==== Material for the task ====
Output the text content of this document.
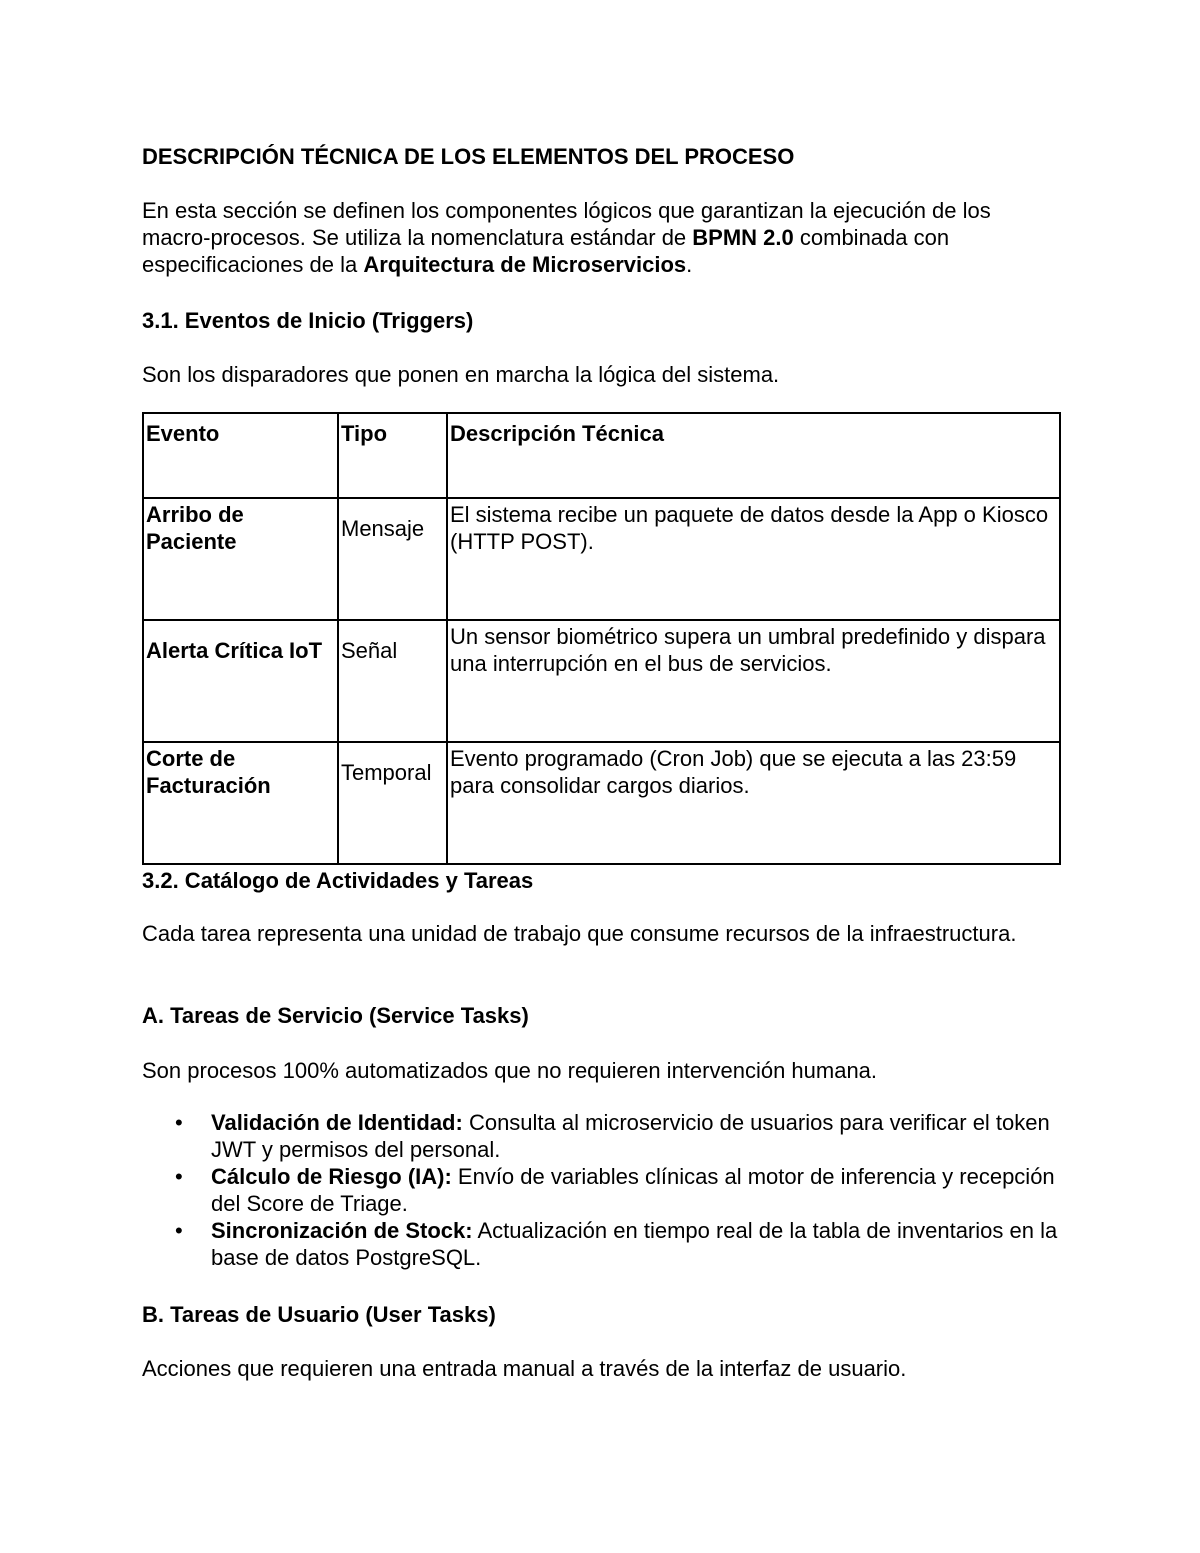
DESCRIPCIÓN TÉCNICA DE LOS ELEMENTOS DEL PROCESO
En esta sección se definen los componentes lógicos que garantizan la ejecución de los macro-procesos. Se utiliza la nomenclatura estándar de BPMN 2.0 combinada con especificaciones de la Arquitectura de Microservicios.
3.1. Eventos de Inicio (Triggers)
Son los disparadores que ponen en marcha la lógica del sistema.
Evento	Tipo	Descripción Técnica
Arribo de Paciente	Mensaje	El sistema recibe un paquete de datos desde la App o Kiosco (HTTP POST).
Alerta Crítica IoT	Señal	Un sensor biométrico supera un umbral predefinido y dispara una interrupción en el bus de servicios.
Corte de Facturación	Temporal	Evento programado (Cron Job) que se ejecuta a las 23:59 para consolidar cargos diarios.
3.2. Catálogo de Actividades y Tareas
Cada tarea representa una unidad de trabajo que consume recursos de la infraestructura.
A. Tareas de Servicio (Service Tasks)
Son procesos 100% automatizados que no requieren intervención humana.
• Validación de Identidad: Consulta al microservicio de usuarios para verificar el token JWT y permisos del personal.
• Cálculo de Riesgo (IA): Envío de variables clínicas al motor de inferencia y recepción del Score de Triage.
• Sincronización de Stock: Actualización en tiempo real de la tabla de inventarios en la base de datos PostgreSQL.
B. Tareas de Usuario (User Tasks)
Acciones que requieren una entrada manual a través de la interfaz de usuario.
====
Written problem: Output every entry word for word, but omit the pictures.

Problem solution:
Output the text content of this document.
DESCRIPCIÓN TÉCNICA DE LOS ELEMENTOS DEL PROCESO
En esta sección se definen los componentes lógicos que garantizan la ejecución de los macro-procesos. Se utiliza la nomenclatura estándar de BPMN 2.0 combinada con especificaciones de la Arquitectura de Microservicios.
3.1. Eventos de Inicio (Triggers)
Son los disparadores que ponen en marcha la lógica del sistema.
Evento	Tipo	Descripción Técnica
Arribo de Paciente	Mensaje	El sistema recibe un paquete de datos desde la App o Kiosco (HTTP POST).
Alerta Crítica IoT	Señal	Un sensor biométrico supera un umbral predefinido y dispara una interrupción en el bus de servicios.
Corte de Facturación	Temporal	Evento programado (Cron Job) que se ejecuta a las 23:59 para consolidar cargos diarios.
3.2. Catálogo de Actividades y Tareas
Cada tarea representa una unidad de trabajo que consume recursos de la infraestructura.
A. Tareas de Servicio (Service Tasks)
Son procesos 100% automatizados que no requieren intervención humana.
• Validación de Identidad: Consulta al microservicio de usuarios para verificar el token JWT y permisos del personal.
• Cálculo de Riesgo (IA): Envío de variables clínicas al motor de inferencia y recepción del Score de Triage.
• Sincronización de Stock: Actualización en tiempo real de la tabla de inventarios en la base de datos PostgreSQL.
B. Tareas de Usuario (User Tasks)
Acciones que requieren una entrada manual a través de la interfaz de usuario.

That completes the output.